DESCRIPTION OF THE TASK
Copy every line of the data that contains the string "JSON".

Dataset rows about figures
===
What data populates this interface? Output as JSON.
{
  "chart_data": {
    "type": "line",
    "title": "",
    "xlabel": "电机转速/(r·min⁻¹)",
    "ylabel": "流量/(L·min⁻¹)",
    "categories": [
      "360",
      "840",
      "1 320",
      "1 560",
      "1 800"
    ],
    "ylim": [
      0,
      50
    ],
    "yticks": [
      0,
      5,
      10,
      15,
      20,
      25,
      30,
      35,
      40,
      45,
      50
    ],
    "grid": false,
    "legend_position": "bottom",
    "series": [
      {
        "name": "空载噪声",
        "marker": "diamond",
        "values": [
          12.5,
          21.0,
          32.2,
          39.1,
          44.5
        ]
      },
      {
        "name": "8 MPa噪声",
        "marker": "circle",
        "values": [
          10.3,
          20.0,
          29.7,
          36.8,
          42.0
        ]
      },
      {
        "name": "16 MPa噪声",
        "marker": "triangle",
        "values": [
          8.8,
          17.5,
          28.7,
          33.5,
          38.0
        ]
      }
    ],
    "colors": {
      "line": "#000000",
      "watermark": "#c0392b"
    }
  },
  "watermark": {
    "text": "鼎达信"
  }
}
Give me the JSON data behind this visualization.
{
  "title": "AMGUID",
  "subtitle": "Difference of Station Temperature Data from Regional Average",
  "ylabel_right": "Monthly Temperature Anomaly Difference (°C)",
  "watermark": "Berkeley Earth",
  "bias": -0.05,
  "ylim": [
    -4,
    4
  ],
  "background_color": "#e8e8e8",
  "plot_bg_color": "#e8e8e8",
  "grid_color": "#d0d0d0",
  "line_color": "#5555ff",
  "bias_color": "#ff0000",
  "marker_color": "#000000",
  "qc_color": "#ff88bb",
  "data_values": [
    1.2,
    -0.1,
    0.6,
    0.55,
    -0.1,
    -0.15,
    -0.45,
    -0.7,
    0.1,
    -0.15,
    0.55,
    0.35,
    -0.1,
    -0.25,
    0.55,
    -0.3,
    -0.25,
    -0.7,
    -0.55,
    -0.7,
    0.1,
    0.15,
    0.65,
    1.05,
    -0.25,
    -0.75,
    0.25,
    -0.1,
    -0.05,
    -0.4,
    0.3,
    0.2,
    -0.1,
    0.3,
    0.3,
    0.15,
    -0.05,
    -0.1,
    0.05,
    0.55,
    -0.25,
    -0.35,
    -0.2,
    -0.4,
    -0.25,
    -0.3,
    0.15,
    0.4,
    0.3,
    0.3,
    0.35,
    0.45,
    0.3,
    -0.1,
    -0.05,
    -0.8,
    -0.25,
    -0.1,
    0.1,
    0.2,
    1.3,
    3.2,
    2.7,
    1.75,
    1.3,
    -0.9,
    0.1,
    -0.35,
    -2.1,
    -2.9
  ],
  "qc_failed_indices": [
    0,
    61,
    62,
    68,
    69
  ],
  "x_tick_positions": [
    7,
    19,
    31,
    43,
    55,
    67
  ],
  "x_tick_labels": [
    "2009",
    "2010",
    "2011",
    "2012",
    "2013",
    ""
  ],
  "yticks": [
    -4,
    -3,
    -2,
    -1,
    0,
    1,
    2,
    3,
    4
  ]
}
===
REPLY
What data populates this interface? Output as JSON.
Give me the JSON data behind this visualization.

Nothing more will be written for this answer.